**DIRECTIONS FOR THIS TASK**. Copy every line of the following data that includes the string "measuring".

**EXTRACTED RECORDS**.

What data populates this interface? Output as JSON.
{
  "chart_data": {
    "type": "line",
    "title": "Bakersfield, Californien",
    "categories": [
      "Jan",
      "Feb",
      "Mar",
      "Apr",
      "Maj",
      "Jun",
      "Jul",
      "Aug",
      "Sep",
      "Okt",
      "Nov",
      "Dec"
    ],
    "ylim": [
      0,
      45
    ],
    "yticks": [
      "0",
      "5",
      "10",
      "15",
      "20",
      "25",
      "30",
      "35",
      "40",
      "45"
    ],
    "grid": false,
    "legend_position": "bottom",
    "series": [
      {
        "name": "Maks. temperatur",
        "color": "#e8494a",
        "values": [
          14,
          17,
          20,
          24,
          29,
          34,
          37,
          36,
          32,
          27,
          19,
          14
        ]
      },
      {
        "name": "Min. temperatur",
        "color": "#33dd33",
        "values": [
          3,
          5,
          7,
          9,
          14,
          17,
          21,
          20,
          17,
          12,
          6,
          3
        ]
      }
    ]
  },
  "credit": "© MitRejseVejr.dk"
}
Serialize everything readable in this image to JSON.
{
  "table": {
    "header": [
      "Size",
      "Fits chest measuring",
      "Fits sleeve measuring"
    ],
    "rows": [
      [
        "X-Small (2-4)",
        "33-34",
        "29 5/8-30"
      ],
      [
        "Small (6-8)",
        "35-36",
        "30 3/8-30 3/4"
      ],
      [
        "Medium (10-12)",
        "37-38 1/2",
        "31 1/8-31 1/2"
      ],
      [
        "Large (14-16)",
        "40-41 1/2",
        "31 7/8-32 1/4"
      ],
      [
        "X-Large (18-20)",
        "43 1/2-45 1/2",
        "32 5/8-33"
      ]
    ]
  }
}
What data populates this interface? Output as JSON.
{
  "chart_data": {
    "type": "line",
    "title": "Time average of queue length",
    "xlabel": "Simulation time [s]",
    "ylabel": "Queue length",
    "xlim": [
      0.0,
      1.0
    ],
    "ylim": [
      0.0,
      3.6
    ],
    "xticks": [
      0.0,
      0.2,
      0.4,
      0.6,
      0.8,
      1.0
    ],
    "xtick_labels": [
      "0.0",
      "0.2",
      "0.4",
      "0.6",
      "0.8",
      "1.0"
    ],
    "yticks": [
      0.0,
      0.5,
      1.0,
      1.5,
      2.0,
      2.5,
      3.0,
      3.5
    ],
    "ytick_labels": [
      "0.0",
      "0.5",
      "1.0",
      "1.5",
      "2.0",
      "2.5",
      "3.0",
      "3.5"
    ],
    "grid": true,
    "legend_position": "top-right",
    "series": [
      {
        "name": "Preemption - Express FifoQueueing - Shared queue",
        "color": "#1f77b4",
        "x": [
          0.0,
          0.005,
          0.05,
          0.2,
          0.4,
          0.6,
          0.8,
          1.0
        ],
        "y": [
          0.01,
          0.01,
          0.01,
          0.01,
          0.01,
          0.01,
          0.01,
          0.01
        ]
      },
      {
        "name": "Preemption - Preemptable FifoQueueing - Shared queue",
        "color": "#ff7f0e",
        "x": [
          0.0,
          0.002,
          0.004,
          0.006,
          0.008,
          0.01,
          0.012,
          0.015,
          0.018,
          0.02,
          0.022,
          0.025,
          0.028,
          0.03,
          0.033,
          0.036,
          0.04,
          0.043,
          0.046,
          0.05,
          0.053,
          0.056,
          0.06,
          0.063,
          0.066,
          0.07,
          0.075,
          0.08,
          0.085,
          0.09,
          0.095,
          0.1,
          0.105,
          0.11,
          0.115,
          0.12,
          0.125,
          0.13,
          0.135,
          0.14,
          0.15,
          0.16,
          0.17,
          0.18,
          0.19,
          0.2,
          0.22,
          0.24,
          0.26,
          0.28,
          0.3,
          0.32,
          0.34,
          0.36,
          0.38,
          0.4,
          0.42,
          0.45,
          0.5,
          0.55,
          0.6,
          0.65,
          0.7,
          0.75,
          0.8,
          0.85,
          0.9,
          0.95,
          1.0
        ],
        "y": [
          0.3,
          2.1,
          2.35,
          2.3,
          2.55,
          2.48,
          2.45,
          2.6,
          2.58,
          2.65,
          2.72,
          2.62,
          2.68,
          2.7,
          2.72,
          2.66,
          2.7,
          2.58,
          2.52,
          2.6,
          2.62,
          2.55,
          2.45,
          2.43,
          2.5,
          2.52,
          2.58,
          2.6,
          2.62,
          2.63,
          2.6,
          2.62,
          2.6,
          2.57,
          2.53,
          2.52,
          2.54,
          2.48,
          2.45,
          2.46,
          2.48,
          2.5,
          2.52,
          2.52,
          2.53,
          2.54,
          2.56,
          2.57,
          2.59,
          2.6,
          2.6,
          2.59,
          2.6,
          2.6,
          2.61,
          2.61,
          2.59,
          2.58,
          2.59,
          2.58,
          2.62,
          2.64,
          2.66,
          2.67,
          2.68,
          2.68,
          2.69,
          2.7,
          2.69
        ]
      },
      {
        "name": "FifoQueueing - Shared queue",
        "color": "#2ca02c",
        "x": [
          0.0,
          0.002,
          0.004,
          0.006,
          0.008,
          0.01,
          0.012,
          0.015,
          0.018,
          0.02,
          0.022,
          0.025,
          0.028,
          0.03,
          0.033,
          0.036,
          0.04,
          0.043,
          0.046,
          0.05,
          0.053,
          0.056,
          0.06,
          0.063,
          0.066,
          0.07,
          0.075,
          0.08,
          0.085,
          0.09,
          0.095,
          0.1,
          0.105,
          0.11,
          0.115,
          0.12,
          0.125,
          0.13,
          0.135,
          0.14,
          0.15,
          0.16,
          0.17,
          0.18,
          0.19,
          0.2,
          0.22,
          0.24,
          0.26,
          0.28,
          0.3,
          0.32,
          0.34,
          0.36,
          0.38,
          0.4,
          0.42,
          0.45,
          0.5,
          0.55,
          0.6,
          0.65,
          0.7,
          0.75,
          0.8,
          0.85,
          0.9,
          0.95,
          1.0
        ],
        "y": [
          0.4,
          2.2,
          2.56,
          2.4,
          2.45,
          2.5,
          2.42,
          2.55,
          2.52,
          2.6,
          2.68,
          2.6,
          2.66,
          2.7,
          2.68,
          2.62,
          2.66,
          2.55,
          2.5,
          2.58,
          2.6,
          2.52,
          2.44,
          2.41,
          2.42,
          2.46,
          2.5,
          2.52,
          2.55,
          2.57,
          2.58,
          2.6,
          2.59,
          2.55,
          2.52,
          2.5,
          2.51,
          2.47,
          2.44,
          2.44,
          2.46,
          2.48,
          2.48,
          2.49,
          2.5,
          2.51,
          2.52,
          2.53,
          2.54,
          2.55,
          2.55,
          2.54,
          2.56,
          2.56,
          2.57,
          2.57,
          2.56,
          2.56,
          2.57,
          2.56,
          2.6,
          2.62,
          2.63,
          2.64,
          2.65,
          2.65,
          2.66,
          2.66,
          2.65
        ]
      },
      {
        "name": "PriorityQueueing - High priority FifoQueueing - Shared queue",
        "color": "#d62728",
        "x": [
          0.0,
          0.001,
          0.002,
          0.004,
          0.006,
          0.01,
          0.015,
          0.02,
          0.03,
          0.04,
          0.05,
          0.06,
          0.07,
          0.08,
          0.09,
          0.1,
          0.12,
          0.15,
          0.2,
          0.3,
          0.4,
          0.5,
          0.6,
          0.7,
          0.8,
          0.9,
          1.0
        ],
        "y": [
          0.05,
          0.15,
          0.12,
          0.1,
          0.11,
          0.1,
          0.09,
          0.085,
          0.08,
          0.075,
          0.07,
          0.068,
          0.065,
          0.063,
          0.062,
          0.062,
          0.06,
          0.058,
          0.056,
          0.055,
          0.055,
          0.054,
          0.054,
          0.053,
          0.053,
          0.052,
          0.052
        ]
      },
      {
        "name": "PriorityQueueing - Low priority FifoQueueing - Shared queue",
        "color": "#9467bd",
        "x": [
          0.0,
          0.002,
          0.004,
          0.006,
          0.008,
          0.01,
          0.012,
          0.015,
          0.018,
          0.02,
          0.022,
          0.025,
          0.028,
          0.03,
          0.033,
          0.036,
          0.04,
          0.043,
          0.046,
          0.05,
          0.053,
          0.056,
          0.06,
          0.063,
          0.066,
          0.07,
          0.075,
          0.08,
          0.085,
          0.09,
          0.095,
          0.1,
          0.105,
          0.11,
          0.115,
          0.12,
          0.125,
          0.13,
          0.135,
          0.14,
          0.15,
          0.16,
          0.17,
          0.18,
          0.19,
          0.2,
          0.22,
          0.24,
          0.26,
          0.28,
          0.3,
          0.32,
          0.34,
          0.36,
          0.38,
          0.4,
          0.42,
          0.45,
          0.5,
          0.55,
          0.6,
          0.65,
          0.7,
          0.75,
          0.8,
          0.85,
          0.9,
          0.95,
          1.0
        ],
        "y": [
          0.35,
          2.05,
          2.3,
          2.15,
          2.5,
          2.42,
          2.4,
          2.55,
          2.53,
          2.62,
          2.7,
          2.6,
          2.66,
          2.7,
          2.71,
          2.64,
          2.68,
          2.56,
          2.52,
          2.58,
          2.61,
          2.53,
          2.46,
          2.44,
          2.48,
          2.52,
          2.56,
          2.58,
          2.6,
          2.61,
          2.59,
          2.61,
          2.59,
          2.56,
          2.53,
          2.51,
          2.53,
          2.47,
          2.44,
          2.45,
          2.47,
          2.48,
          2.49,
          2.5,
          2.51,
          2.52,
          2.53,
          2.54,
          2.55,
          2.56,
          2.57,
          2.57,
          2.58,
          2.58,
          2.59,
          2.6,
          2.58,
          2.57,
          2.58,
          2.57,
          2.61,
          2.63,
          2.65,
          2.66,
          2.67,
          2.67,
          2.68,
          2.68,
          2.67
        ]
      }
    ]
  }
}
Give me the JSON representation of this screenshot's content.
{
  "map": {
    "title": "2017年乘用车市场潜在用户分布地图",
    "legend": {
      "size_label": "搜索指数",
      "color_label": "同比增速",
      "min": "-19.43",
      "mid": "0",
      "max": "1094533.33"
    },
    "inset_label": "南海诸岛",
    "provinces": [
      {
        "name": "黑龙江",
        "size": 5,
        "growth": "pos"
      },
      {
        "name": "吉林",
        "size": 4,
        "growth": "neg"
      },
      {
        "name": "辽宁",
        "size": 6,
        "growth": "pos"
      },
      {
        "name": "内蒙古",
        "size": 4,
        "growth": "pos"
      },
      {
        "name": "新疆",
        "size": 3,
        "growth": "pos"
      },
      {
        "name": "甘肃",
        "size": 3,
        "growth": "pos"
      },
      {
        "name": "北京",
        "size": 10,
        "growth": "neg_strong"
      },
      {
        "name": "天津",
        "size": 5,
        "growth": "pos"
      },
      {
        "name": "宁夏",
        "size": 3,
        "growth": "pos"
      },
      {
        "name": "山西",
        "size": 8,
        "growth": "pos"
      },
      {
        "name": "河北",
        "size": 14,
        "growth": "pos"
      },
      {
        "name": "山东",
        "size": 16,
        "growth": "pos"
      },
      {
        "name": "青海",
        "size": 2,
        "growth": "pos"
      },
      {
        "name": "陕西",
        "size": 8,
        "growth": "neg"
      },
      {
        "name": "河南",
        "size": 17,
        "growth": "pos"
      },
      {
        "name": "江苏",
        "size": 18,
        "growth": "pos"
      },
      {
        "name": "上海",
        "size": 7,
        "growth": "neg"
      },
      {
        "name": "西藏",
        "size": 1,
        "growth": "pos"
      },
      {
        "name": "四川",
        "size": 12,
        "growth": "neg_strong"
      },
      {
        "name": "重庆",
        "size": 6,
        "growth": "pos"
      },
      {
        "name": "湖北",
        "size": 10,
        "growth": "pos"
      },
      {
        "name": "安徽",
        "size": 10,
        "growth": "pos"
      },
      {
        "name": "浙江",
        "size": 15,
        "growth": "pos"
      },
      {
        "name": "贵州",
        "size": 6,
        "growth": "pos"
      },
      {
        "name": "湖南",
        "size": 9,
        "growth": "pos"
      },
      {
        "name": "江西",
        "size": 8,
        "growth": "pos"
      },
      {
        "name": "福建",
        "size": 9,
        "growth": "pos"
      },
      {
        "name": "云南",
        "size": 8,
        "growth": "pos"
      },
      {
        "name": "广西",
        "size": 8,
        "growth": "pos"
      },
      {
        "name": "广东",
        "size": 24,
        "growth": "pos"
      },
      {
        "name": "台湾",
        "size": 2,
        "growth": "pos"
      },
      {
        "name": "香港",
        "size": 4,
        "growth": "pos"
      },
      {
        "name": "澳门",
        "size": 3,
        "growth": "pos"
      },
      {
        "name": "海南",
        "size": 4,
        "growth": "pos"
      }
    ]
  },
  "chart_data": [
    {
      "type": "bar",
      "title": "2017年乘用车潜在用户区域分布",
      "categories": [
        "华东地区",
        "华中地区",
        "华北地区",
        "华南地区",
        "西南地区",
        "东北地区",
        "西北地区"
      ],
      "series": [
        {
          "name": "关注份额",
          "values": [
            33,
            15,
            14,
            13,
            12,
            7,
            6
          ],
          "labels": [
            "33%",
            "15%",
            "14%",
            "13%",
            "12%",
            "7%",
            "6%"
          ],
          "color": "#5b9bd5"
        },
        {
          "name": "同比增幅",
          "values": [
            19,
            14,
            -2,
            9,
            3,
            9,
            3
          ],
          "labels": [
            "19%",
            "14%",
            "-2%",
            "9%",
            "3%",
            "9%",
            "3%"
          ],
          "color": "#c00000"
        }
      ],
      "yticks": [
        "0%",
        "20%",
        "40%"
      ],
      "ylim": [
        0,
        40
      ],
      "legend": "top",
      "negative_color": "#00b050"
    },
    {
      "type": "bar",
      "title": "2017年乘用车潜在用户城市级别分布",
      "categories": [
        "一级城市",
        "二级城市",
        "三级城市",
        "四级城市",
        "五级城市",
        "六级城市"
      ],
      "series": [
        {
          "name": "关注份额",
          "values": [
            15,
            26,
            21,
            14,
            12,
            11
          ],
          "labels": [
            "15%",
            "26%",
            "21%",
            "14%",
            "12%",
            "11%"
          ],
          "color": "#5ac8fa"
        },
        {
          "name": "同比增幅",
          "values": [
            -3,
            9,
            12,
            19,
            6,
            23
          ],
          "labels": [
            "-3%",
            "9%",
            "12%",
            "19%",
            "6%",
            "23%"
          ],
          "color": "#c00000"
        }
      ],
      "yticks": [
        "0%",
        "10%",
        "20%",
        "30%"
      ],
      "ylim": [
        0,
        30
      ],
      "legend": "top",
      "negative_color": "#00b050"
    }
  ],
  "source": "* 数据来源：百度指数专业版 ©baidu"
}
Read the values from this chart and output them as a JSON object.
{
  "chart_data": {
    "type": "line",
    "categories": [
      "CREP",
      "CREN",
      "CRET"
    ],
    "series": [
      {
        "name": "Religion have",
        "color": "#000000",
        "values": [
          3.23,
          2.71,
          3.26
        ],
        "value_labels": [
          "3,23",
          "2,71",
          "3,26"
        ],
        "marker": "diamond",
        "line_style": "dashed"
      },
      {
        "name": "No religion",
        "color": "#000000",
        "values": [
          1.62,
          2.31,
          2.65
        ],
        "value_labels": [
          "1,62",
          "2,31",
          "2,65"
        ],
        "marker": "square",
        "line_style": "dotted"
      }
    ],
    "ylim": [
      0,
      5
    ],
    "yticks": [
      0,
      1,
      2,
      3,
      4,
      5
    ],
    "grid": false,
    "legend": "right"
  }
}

**ANSWER TO THE PROBLEM**.
      "Fits chest measuring",
      "Fits sleeve measuring"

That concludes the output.